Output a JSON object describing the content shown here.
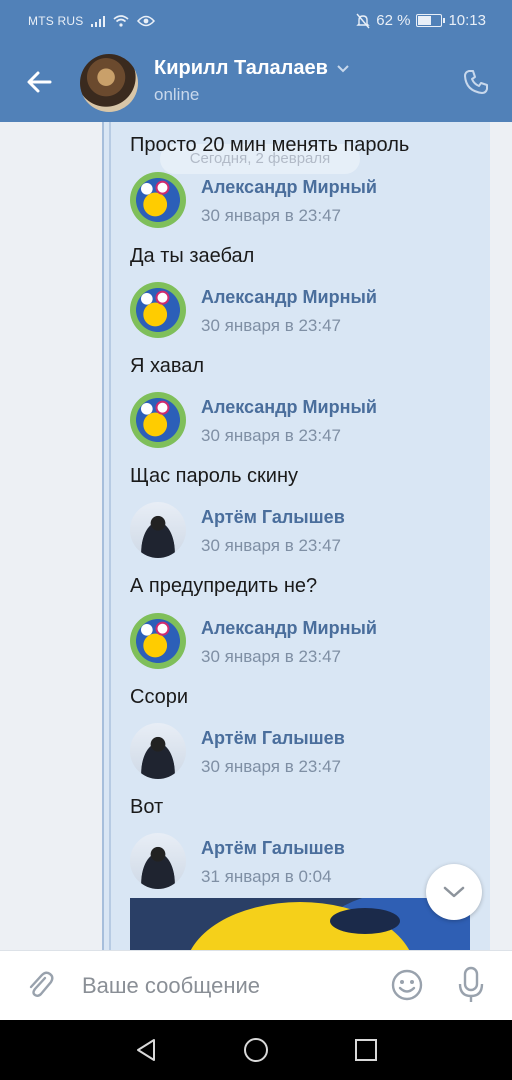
{
  "statusbar": {
    "carrier": "MTS RUS",
    "battery_percent": "62 %",
    "battery_level": 0.62,
    "time": "10:13"
  },
  "header": {
    "contact_name": "Кирилл Талалаев",
    "status": "online"
  },
  "chat": {
    "date_pill": "Сегодня, 2 февраля",
    "messages": [
      {
        "text": "Просто 20 мин менять пароль"
      },
      {
        "author": "Александр Мирный",
        "time": "30 января в 23:47",
        "avatar": "bird-avatar",
        "text": "Да ты заебал"
      },
      {
        "author": "Александр Мирный",
        "time": "30 января в 23:47",
        "avatar": "bird-avatar",
        "text": "Я хавал"
      },
      {
        "author": "Александр Мирный",
        "time": "30 января в 23:47",
        "avatar": "bird-avatar",
        "text": "Щас пароль скину"
      },
      {
        "author": "Артём Галышев",
        "time": "30 января в 23:47",
        "avatar": "person-avatar",
        "text": "А предупредить не?"
      },
      {
        "author": "Александр Мирный",
        "time": "30 января в 23:47",
        "avatar": "bird-avatar",
        "text": "Ссори"
      },
      {
        "author": "Артём Галышев",
        "time": "30 января в 23:47",
        "avatar": "person-avatar",
        "text": "Вот"
      },
      {
        "author": "Артём Галышев",
        "time": "31 января в 0:04",
        "avatar": "person-avatar"
      }
    ]
  },
  "composer": {
    "placeholder": "Ваше сообщение"
  },
  "icons": {
    "back": "arrow-left-icon",
    "call": "phone-icon",
    "attach": "paperclip-icon",
    "emoji": "smile-icon",
    "voice": "microphone-icon",
    "scroll_down": "chevron-down-icon"
  },
  "colors": {
    "header_bg": "#5181b8",
    "forwarded_bg": "#d9e6f4",
    "author_link": "#4a6e9c"
  }
}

------------------------------------

* [WRITTEN INSTRUCTION]:
Each line in the listing above either holds the string "text" or does not; state how many do, giving the number only.

* [OUTPUT OF THE EXERCISE]:
7